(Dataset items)
============================================================

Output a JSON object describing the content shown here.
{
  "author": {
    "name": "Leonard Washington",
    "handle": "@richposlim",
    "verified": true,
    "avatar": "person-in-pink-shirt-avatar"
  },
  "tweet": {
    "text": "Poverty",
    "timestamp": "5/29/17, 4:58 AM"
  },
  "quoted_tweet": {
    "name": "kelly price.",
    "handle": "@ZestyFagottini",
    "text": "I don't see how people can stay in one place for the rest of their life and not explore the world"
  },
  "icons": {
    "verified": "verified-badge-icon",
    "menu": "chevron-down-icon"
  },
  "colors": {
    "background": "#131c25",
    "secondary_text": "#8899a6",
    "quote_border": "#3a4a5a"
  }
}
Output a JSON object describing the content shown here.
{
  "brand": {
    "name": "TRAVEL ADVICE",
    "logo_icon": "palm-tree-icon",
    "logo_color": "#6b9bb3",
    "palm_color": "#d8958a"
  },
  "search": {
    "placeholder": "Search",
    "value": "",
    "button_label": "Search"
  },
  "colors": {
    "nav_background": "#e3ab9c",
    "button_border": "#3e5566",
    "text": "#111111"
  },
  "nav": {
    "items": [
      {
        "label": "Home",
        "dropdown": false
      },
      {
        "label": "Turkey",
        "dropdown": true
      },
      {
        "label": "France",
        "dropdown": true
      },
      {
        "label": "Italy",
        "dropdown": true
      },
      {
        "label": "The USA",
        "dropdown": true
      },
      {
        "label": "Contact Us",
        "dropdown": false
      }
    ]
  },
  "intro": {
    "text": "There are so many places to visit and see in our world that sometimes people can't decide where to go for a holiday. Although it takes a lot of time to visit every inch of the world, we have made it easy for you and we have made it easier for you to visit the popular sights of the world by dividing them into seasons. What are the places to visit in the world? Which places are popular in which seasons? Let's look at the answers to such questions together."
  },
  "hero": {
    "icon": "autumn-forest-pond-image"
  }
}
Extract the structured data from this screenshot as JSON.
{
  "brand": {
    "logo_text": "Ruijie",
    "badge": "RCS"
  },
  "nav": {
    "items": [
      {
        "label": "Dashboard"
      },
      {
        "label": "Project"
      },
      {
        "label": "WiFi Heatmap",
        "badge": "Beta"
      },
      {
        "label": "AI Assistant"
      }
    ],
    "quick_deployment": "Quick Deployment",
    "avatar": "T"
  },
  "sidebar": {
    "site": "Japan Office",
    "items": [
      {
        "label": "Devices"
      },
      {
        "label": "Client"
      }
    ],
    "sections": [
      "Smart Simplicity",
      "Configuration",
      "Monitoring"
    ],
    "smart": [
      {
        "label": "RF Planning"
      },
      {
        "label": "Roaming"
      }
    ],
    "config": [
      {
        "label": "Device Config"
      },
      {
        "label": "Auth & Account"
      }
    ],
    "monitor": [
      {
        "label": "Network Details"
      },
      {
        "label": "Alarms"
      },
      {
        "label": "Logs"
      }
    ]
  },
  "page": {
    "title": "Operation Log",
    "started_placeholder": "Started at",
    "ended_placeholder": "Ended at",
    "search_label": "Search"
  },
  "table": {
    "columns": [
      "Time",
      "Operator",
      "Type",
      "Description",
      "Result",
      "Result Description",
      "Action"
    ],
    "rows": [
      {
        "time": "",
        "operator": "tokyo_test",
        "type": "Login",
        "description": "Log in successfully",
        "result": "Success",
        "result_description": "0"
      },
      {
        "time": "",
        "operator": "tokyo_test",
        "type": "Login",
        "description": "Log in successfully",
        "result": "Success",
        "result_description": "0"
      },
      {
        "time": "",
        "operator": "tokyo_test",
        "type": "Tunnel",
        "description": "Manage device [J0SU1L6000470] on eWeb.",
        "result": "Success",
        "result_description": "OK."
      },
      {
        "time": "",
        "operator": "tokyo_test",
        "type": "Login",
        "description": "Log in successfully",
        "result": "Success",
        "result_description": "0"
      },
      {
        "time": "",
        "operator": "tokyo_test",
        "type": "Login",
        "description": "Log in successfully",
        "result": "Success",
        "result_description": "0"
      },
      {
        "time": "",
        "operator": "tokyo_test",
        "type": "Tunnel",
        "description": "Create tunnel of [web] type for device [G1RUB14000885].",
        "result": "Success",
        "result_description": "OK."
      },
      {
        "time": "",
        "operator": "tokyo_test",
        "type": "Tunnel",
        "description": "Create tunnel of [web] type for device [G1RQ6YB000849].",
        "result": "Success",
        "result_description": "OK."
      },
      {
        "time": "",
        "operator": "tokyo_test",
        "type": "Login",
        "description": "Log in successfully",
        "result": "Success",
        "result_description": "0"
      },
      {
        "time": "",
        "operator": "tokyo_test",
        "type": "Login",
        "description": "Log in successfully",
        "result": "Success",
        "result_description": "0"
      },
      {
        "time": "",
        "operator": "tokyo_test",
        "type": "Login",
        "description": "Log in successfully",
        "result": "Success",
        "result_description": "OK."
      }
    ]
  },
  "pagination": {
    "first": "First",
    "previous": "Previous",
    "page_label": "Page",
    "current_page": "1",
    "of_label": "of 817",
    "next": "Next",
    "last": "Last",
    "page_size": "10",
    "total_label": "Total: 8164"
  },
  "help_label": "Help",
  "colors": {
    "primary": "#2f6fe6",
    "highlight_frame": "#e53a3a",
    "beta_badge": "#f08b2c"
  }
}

============================================================

[WHAT THIS TASK INVOLVES] Every entry must be retyped in full, exactly as given.

[ANSWER TO THE PROBLEM]
Output a JSON object describing the content shown here.
{
  "author": {
    "name": "Leonard Washington",
    "handle": "@richposlim",
    "verified": true,
    "avatar": "person-in-pink-shirt-avatar"
  },
  "tweet": {
    "text": "Poverty",
    "timestamp": "5/29/17, 4:58 AM"
  },
  "quoted_tweet": {
    "name": "kelly price.",
    "handle": "@ZestyFagottini",
    "text": "I don't see how people can stay in one place for the rest of their life and not explore the world"
  },
  "icons": {
    "verified": "verified-badge-icon",
    "menu": "chevron-down-icon"
  },
  "colors": {
    "background": "#131c25",
    "secondary_text": "#8899a6",
    "quote_border": "#3a4a5a"
  }
}
Output a JSON object describing the content shown here.
{
  "brand": {
    "name": "TRAVEL ADVICE",
    "logo_icon": "palm-tree-icon",
    "logo_color": "#6b9bb3",
    "palm_color": "#d8958a"
  },
  "search": {
    "placeholder": "Search",
    "value": "",
    "button_label": "Search"
  },
  "colors": {
    "nav_background": "#e3ab9c",
    "button_border": "#3e5566",
    "text": "#111111"
  },
  "nav": {
    "items": [
      {
        "label": "Home",
        "dropdown": false
      },
      {
        "label": "Turkey",
        "dropdown": true
      },
      {
        "label": "France",
        "dropdown": true
      },
      {
        "label": "Italy",
        "dropdown": true
      },
      {
        "label": "The USA",
        "dropdown": true
      },
      {
        "label": "Contact Us",
        "dropdown": false
      }
    ]
  },
  "intro": {
    "text": "There are so many places to visit and see in our world that sometimes people can't decide where to go for a holiday. Although it takes a lot of time to visit every inch of the world, we have made it easy for you and we have made it easier for you to visit the popular sights of the world by dividing them into seasons. What are the places to visit in the world? Which places are popular in which seasons? Let's look at the answers to such questions together."
  },
  "hero": {
    "icon": "autumn-forest-pond-image"
  }
}
Extract the structured data from this screenshot as JSON.
{
  "brand": {
    "logo_text": "Ruijie",
    "badge": "RCS"
  },
  "nav": {
    "items": [
      {
        "label": "Dashboard"
      },
      {
        "label": "Project"
      },
      {
        "label": "WiFi Heatmap",
        "badge": "Beta"
      },
      {
        "label": "AI Assistant"
      }
    ],
    "quick_deployment": "Quick Deployment",
    "avatar": "T"
  },
  "sidebar": {
    "site": "Japan Office",
    "items": [
      {
        "label": "Devices"
      },
      {
        "label": "Client"
      }
    ],
    "sections": [
      "Smart Simplicity",
      "Configuration",
      "Monitoring"
    ],
    "smart": [
      {
        "label": "RF Planning"
      },
      {
        "label": "Roaming"
      }
    ],
    "config": [
      {
        "label": "Device Config"
      },
      {
        "label": "Auth & Account"
      }
    ],
    "monitor": [
      {
        "label": "Network Details"
      },
      {
        "label": "Alarms"
      },
      {
        "label": "Logs"
      }
    ]
  },
  "page": {
    "title": "Operation Log",
    "started_placeholder": "Started at",
    "ended_placeholder": "Ended at",
    "search_label": "Search"
  },
  "table": {
    "columns": [
      "Time",
      "Operator",
      "Type",
      "Description",
      "Result",
      "Result Description",
      "Action"
    ],
    "rows": [
      {
        "time": "",
        "operator": "tokyo_test",
        "type": "Login",
        "description": "Log in successfully",
        "result": "Success",
        "result_description": "0"
      },
      {
        "time": "",
        "operator": "tokyo_test",
        "type": "Login",
        "description": "Log in successfully",
        "result": "Success",
        "result_description": "0"
      },
      {
        "time": "",
        "operator": "tokyo_test",
        "type": "Tunnel",
        "description": "Manage device [J0SU1L6000470] on eWeb.",
        "result": "Success",
        "result_description": "OK."
      },
      {
        "time": "",
        "operator": "tokyo_test",
        "type": "Login",
        "description": "Log in successfully",
        "result": "Success",
        "result_description": "0"
      },
      {
        "time": "",
        "operator": "tokyo_test",
        "type": "Login",
        "description": "Log in successfully",
        "result": "Success",
        "result_description": "0"
      },
      {
        "time": "",
        "operator": "tokyo_test",
        "type": "Tunnel",
        "description": "Create tunnel of [web] type for device [G1RUB14000885].",
        "result": "Success",
        "result_description": "OK."
      },
      {
        "time": "",
        "operator": "tokyo_test",
        "type": "Tunnel",
        "description": "Create tunnel of [web] type for device [G1RQ6YB000849].",
        "result": "Success",
        "result_description": "OK."
      },
      {
        "time": "",
        "operator": "tokyo_test",
        "type": "Login",
        "description": "Log in successfully",
        "result": "Success",
        "result_description": "0"
      },
      {
        "time": "",
        "operator": "tokyo_test",
        "type": "Login",
        "description": "Log in successfully",
        "result": "Success",
        "result_description": "0"
      },
      {
        "time": "",
        "operator": "tokyo_test",
        "type": "Login",
        "description": "Log in successfully",
        "result": "Success",
        "result_description": "OK."
      }
    ]
  },
  "pagination": {
    "first": "First",
    "previous": "Previous",
    "page_label": "Page",
    "current_page": "1",
    "of_label": "of 817",
    "next": "Next",
    "last": "Last",
    "page_size": "10",
    "total_label": "Total: 8164"
  },
  "help_label": "Help",
  "colors": {
    "primary": "#2f6fe6",
    "highlight_frame": "#e53a3a",
    "beta_badge": "#f08b2c"
  }
}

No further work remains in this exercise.